Set problem:
Print the entries that appear below, exactly as written and without their pictures.

Data for this task:
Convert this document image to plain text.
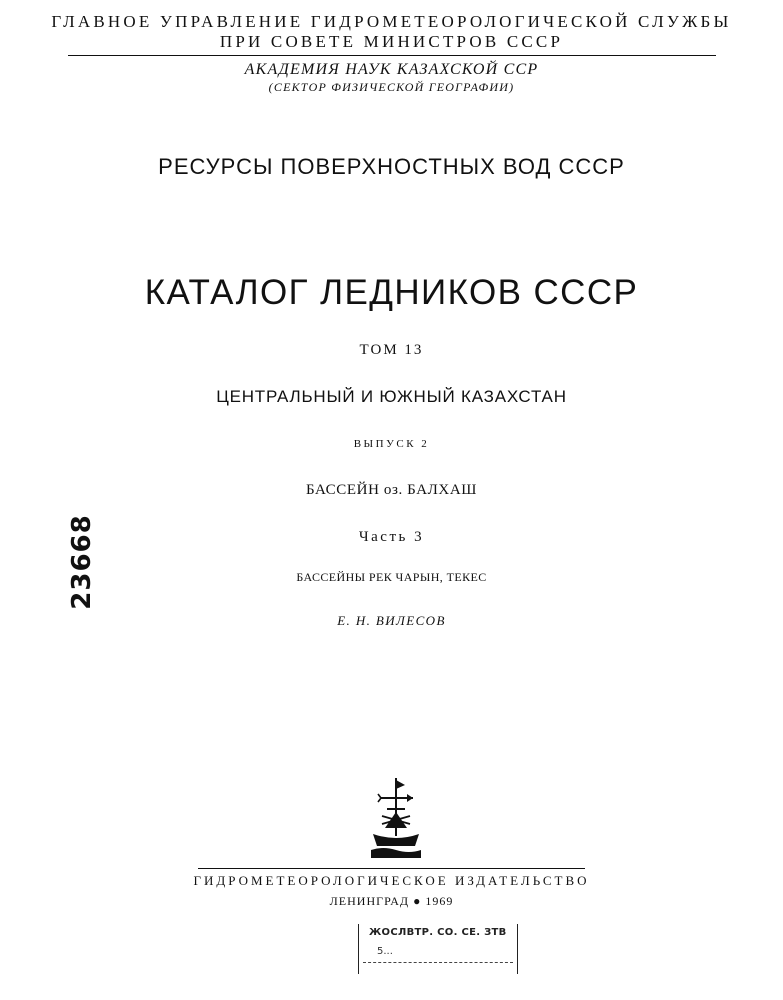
ГЛАВНОЕ УПРАВЛЕНИЕ ГИДРОМЕТЕОРОЛОГИЧЕСКОЙ СЛУЖБЫ
ПРИ СОВЕТЕ МИНИСТРОВ СССР
АКАДЕМИЯ НАУК КАЗАХСКОЙ ССР
(СЕКТОР ФИЗИЧЕСКОЙ ГЕОГРАФИИ)
РЕСУРСЫ ПОВЕРХНОСТНЫХ ВОД СССР
КАТАЛОГ ЛЕДНИКОВ СССР
ТОМ 13
ЦЕНТРАЛЬНЫЙ И ЮЖНЫЙ КАЗАХСТАН
ВЫПУСК 2
БАССЕЙН оз. БАЛХАШ
Часть 3
БАССЕЙНЫ РЕК ЧАРЫН, ТЕКЕС
Е. Н. ВИЛЕСОВ
23668
ГИДРОМЕТЕОРОЛОГИЧЕСКОЕ ИЗДАТЕЛЬСТВО
ЛЕНИНГРАД ● 1969
ЖОСЛВТР. СО. СЕ. ЗТВ
5...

Result below:
Convert this document image to plain text.
ГЛАВНОЕ УПРАВЛЕНИЕ ГИДРОМЕТЕОРОЛОГИЧЕСКОЙ СЛУЖБЫ
ПРИ СОВЕТЕ МИНИСТРОВ СССР
АКАДЕМИЯ НАУК КАЗАХСКОЙ ССР
(СЕКТОР ФИЗИЧЕСКОЙ ГЕОГРАФИИ)
РЕСУРСЫ ПОВЕРХНОСТНЫХ ВОД СССР
КАТАЛОГ ЛЕДНИКОВ СССР
ТОМ 13
ЦЕНТРАЛЬНЫЙ И ЮЖНЫЙ КАЗАХСТАН
ВЫПУСК 2
БАССЕЙН оз. БАЛХАШ
Часть 3
БАССЕЙНЫ РЕК ЧАРЫН, ТЕКЕС
Е. Н. ВИЛЕСОВ
23668
ГИДРОМЕТЕОРОЛОГИЧЕСКОЕ ИЗДАТЕЛЬСТВО
ЛЕНИНГРАД ● 1969
ЖОСЛВТР. СО. СЕ. ЗТВ
5...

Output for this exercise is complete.